• Your objective: All pictures are to be excluded when the data below is output verbatim.

(Document page image records)

☆ ☆ ☆ ☆ ☆

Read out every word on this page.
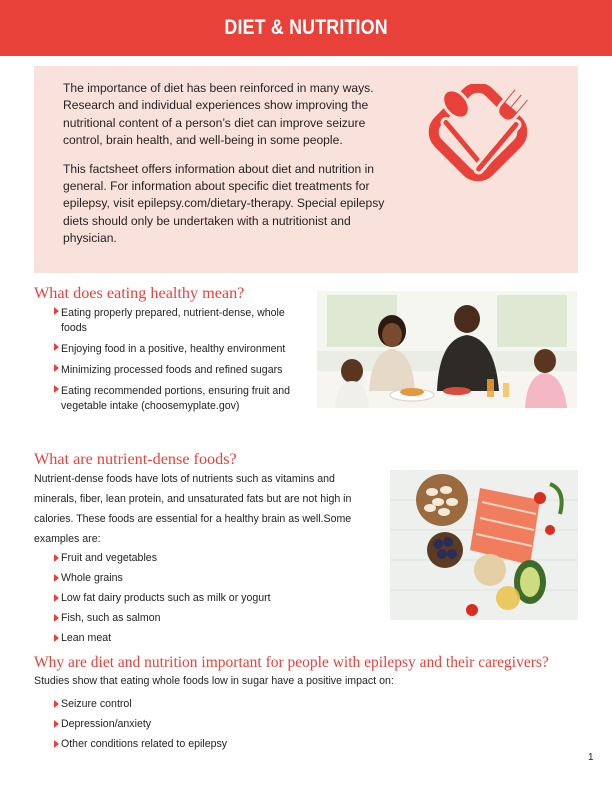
DIET & NUTRITION

The importance of diet has been reinforced in many ways. Research and individual experiences show improving the nutritional content of a person’s diet can improve seizure control, brain health, and well-being in some people.

This factsheet offers information about diet and nutrition in general. For information about specific diet treatments for epilepsy, visit epilepsy.com/dietary-therapy. Special epilepsy diets should only be undertaken with a nutritionist and physician.

What does eating healthy mean?
Eating properly prepared, nutrient-dense, whole foods
Enjoying food in a positive, healthy environment
Minimizing processed foods and refined sugars
Eating recommended portions, ensuring fruit and vegetable intake (choosemyplate.gov)
What are nutrient-dense foods?

Nutrient-dense foods have lots of nutrients such as vitamins and minerals, fiber, lean protein, and unsaturated fats but are not high in calories. These foods are essential for a healthy brain as well.Some examples are:

Fruit and vegetables
Whole grains
Low fat dairy products such as milk or yogurt
Fish, such as salmon
Lean meat
Why are diet and nutrition important for people with epilepsy and their caregivers?

Studies show that eating whole foods low in sugar have a positive impact on:

Seizure control
Depression/anxiety
Other conditions related to epilepsy
1
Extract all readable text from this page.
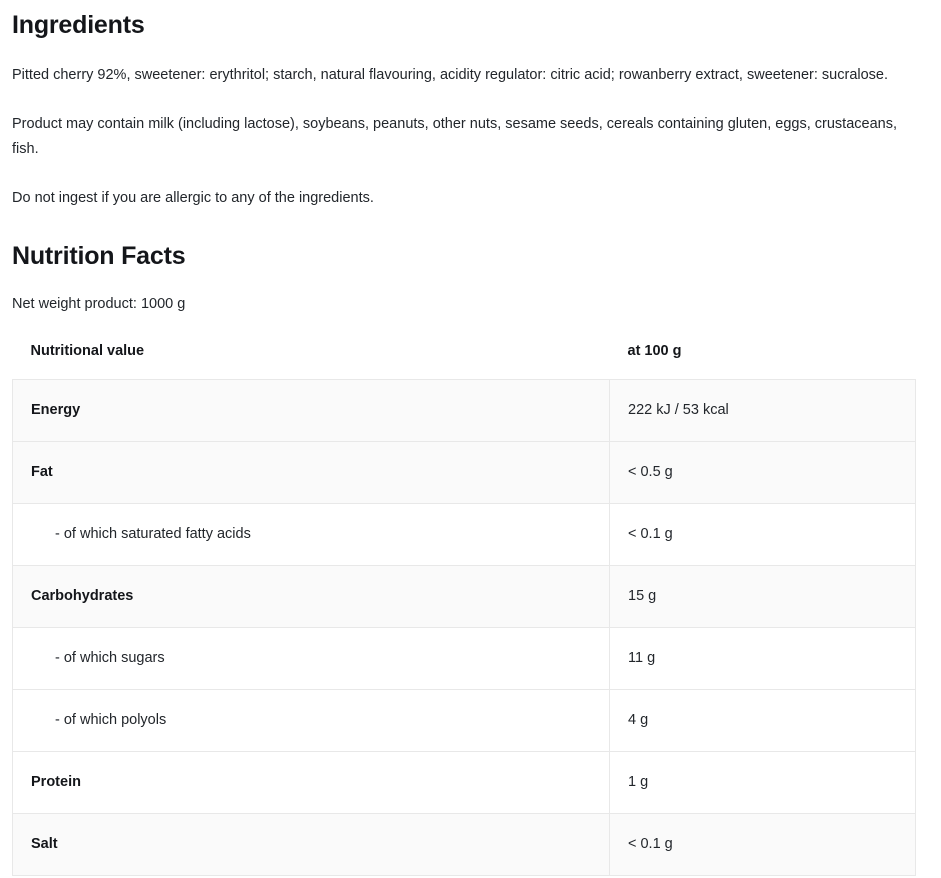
Ingredients

Pitted cherry 92%, sweetener: erythritol; starch, natural flavouring, acidity regulator: citric acid; rowanberry extract, sweetener: sucralose.

Product may contain milk (including lactose), soybeans, peanuts, other nuts, sesame seeds, cereals containing gluten, eggs, crustaceans, fish.

Do not ingest if you are allergic to any of the ingredients.

Nutrition Facts
Net weight product: 1000 g
Nutritional value	at 100 g
Energy	222 kJ / 53 kcal
Fat	< 0.5 g
- of which saturated fatty acids	< 0.1 g
Carbohydrates	15 g
- of which sugars	11 g
- of which polyols	4 g
Protein	1 g
Salt	< 0.1 g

☆ ☆ ☆ ☆ ☆

• Exercise solution:
Read out every word on this page.
DIET & NUTRITION

The importance of diet has been reinforced in many ways. Research and individual experiences show improving the nutritional content of a person’s diet can improve seizure control, brain health, and well-being in some people.

This factsheet offers information about diet and nutrition in general. For information about specific diet treatments for epilepsy, visit epilepsy.com/dietary-therapy. Special epilepsy diets should only be undertaken with a nutritionist and physician.

What does eating healthy mean?
Eating properly prepared, nutrient-dense, whole foods
Enjoying food in a positive, healthy environment
Minimizing processed foods and refined sugars
Eating recommended portions, ensuring fruit and vegetable intake (choosemyplate.gov)
What are nutrient-dense foods?

Nutrient-dense foods have lots of nutrients such as vitamins and minerals, fiber, lean protein, and unsaturated fats but are not high in calories. These foods are essential for a healthy brain as well.Some examples are:

Fruit and vegetables
Whole grains
Low fat dairy products such as milk or yogurt
Fish, such as salmon
Lean meat
Why are diet and nutrition important for people with epilepsy and their caregivers?

Studies show that eating whole foods low in sugar have a positive impact on:

Seizure control
Depression/anxiety
Other conditions related to epilepsy
1
Extract all readable text from this page.
Ingredients

Pitted cherry 92%, sweetener: erythritol; starch, natural flavouring, acidity regulator: citric acid; rowanberry extract, sweetener: sucralose.

Product may contain milk (including lactose), soybeans, peanuts, other nuts, sesame seeds, cereals containing gluten, eggs, crustaceans, fish.

Do not ingest if you are allergic to any of the ingredients.

Nutrition Facts
Net weight product: 1000 g
Nutritional value	at 100 g
Energy	222 kJ / 53 kcal
Fat	< 0.5 g
- of which saturated fatty acids	< 0.1 g
Carbohydrates	15 g
- of which sugars	11 g
- of which polyols	4 g
Protein	1 g
Salt	< 0.1 g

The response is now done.